Don't copy the pictures; return every other part of the records exactly.

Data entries
______
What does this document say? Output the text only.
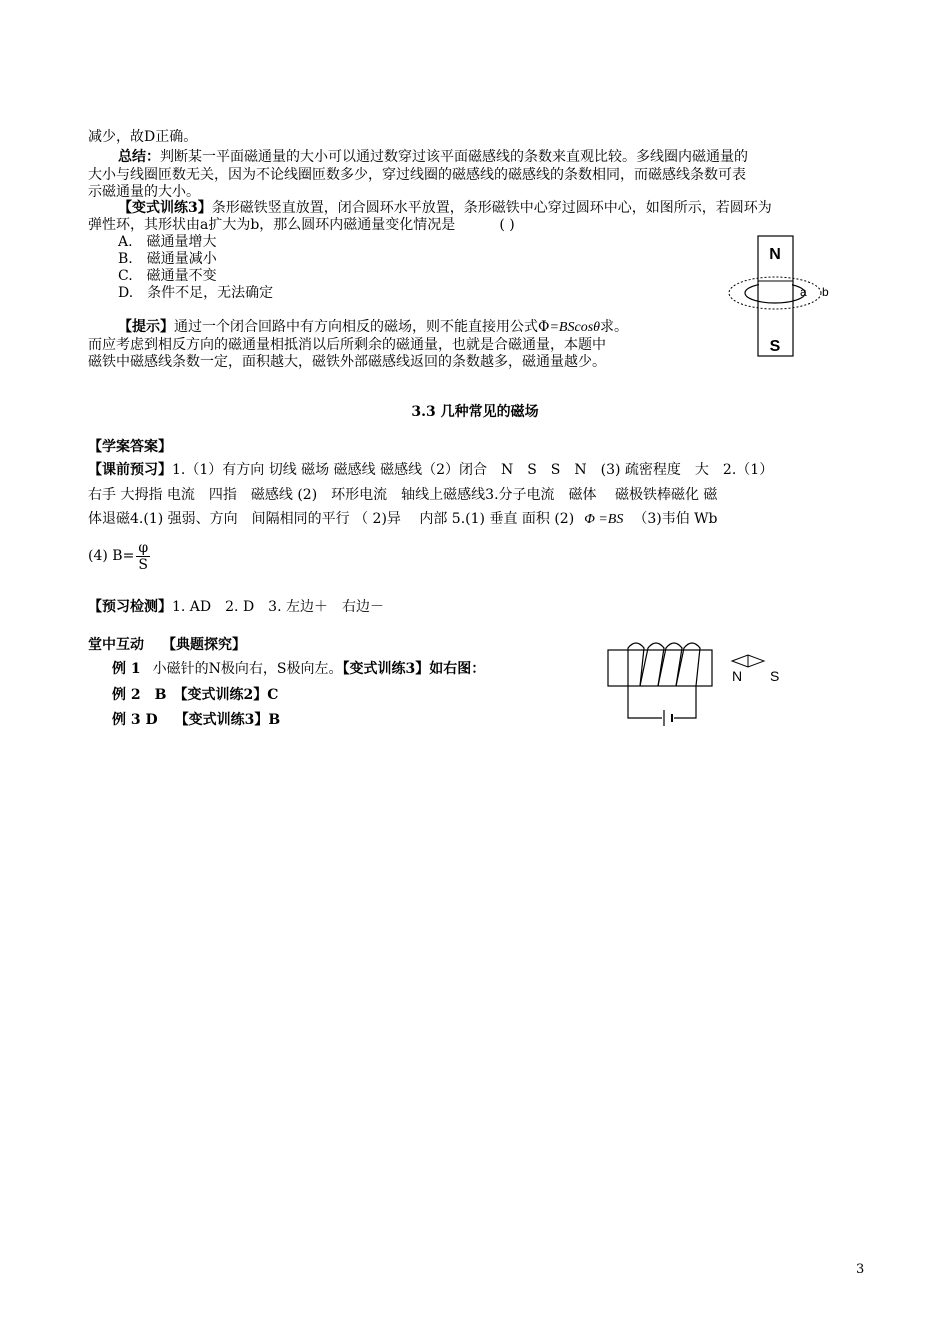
减少，故D正确。
总结：判断某一平面磁通量的大小可以通过数穿过该平面磁感线的条数来直观比较。多线圈内磁通量的
大小与线圈匝数无关，因为不论线圈匝数多少，穿过线圈的磁感线的磁感线的条数相同，而磁感线条数可表
示磁通量的大小。
【变式训练3】条形磁铁竖直放置，闭合圆环水平放置，条形磁铁中心穿过圆环中心，如图所示，若圆环为
弹性环，其形状由a扩大为b，那么圆环内磁通量变化情况是	( )
A.　磁通量增大
B.　磁通量减小
C.　磁通量不变
D.　条件不足，无法确定
【提示】通过一个闭合回路中有方向相反的磁场，则不能直接用公式Φ=BScosθ求。
而应考虑到相反方向的磁通量相抵消以后所剩余的磁通量，也就是合磁通量，本题中
磁铁中磁感线条数一定，面积越大，磁铁外部磁感线返回的条数越多，磁通量越少。
N
S
a b
3.3 几种常见的磁场
【学案答案】
【课前预习】1.（1）有方向 切线 磁场 磁感线 磁感线（2）闭合　N　S　S　N　(3) 疏密程度　大　2.（1）
右手 大拇指 电流　四指　磁感线 (2)　环形电流　轴线上磁感线3.分子电流　磁体　 磁极铁棒磁化 磁
体退磁4.(1) 强弱、方向　间隔相同的平行 （ 2)异　 内部 5.(1) 垂直 面积 (2) Φ =BS （3)韦伯 Wb
(4) $B= \frac{\varphi}{S}$
【预习检测】1. AD　2. D　3. 左边＋　右边－
堂中互动 【典题探究】
例 1 小磁针的N极向右，S极向左。【变式训练3】如右图：
例 2　B　【变式训练2】C
例 3 D　【变式训练3】B
N S
3
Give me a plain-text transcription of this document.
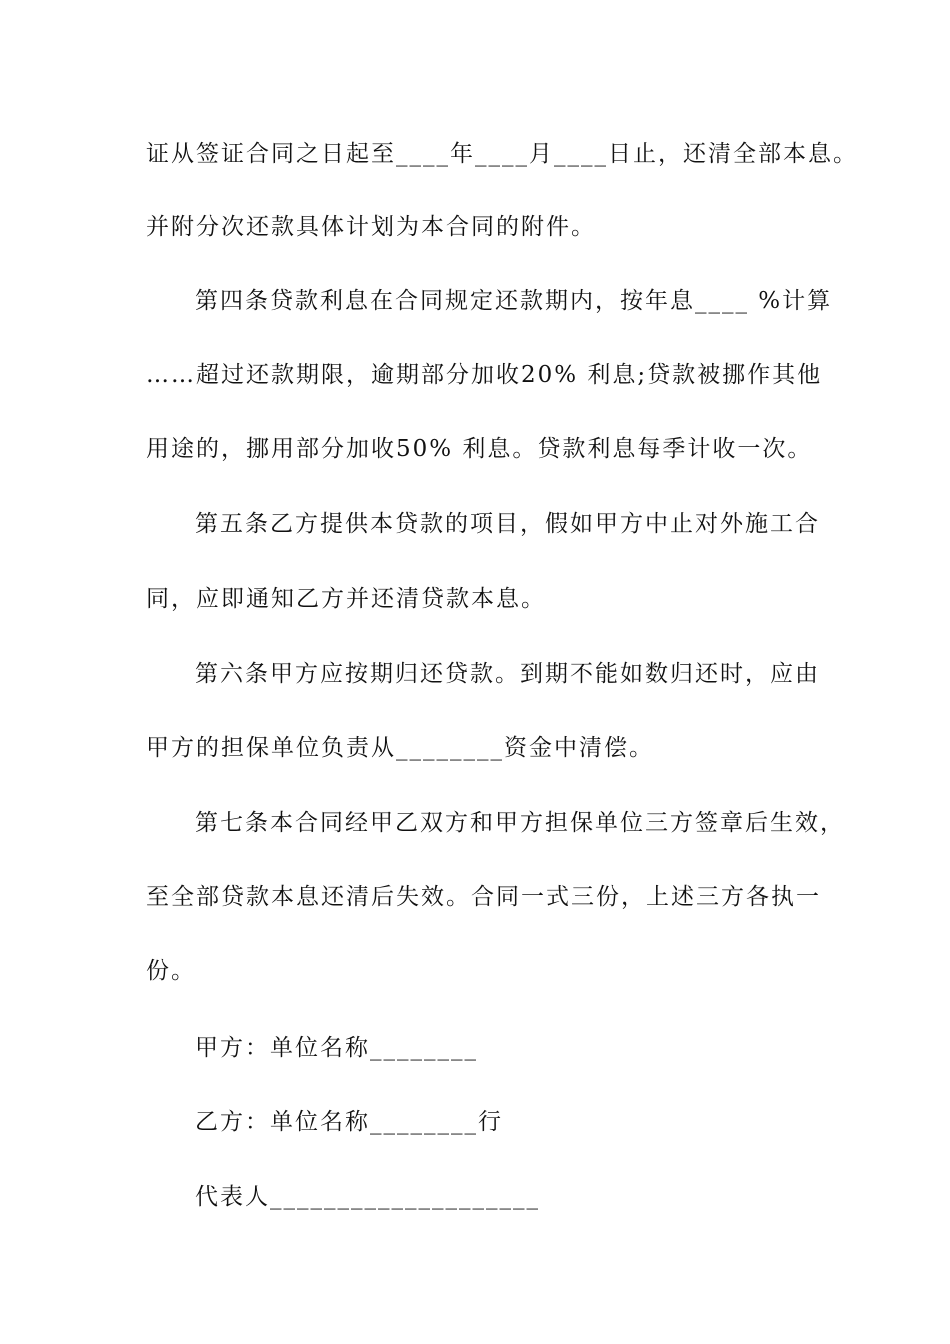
证从签证合同之日起至____年____月____日止，还清全部本息。
并附分次还款具体计划为本合同的附件。
第四条贷款利息在合同规定还款期内，按年息____ %计算
……超过还款期限，逾期部分加收20% 利息;贷款被挪作其他
用途的，挪用部分加收50% 利息。贷款利息每季计收一次。
第五条乙方提供本贷款的项目，假如甲方中止对外施工合
同，应即通知乙方并还清贷款本息。
第六条甲方应按期归还贷款。到期不能如数归还时，应由
甲方的担保单位负责从________资金中清偿。
第七条本合同经甲乙双方和甲方担保单位三方签章后生效，
至全部贷款本息还清后失效。合同一式三份，上述三方各执一
份。
甲方：单位名称________
乙方：单位名称________行
代表人____________________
______
## Answer to this task
What does this document say? Output the text only.
减少，故D正确。
总结：判断某一平面磁通量的大小可以通过数穿过该平面磁感线的条数来直观比较。多线圈内磁通量的
大小与线圈匝数无关，因为不论线圈匝数多少，穿过线圈的磁感线的磁感线的条数相同，而磁感线条数可表
示磁通量的大小。
【变式训练3】条形磁铁竖直放置，闭合圆环水平放置，条形磁铁中心穿过圆环中心，如图所示，若圆环为
弹性环，其形状由a扩大为b，那么圆环内磁通量变化情况是	( )
A.　磁通量增大
B.　磁通量减小
C.　磁通量不变
D.　条件不足，无法确定
【提示】通过一个闭合回路中有方向相反的磁场，则不能直接用公式Φ=BScosθ求。
而应考虑到相反方向的磁通量相抵消以后所剩余的磁通量，也就是合磁通量，本题中
磁铁中磁感线条数一定，面积越大，磁铁外部磁感线返回的条数越多，磁通量越少。
N
S
a b
3.3 几种常见的磁场
【学案答案】
【课前预习】1.（1）有方向 切线 磁场 磁感线 磁感线（2）闭合　N　S　S　N　(3) 疏密程度　大　2.（1）
右手 大拇指 电流　四指　磁感线 (2)　环形电流　轴线上磁感线3.分子电流　磁体　 磁极铁棒磁化 磁
体退磁4.(1) 强弱、方向　间隔相同的平行 （ 2)异　 内部 5.(1) 垂直 面积 (2) Φ =BS （3)韦伯 Wb
(4) $B= \frac{\varphi}{S}$
【预习检测】1. AD　2. D　3. 左边＋　右边－
堂中互动 【典题探究】
例 1 小磁针的N极向右，S极向左。【变式训练3】如右图：
例 2　B　【变式训练2】C
例 3 D　【变式训练3】B
N S
3
Give me a plain-text transcription of this document.
证从签证合同之日起至____年____月____日止，还清全部本息。
并附分次还款具体计划为本合同的附件。
第四条贷款利息在合同规定还款期内，按年息____ %计算
……超过还款期限，逾期部分加收20% 利息;贷款被挪作其他
用途的，挪用部分加收50% 利息。贷款利息每季计收一次。
第五条乙方提供本贷款的项目，假如甲方中止对外施工合
同，应即通知乙方并还清贷款本息。
第六条甲方应按期归还贷款。到期不能如数归还时，应由
甲方的担保单位负责从________资金中清偿。
第七条本合同经甲乙双方和甲方担保单位三方签章后生效，
至全部贷款本息还清后失效。合同一式三份，上述三方各执一
份。
甲方：单位名称________
乙方：单位名称________行
代表人____________________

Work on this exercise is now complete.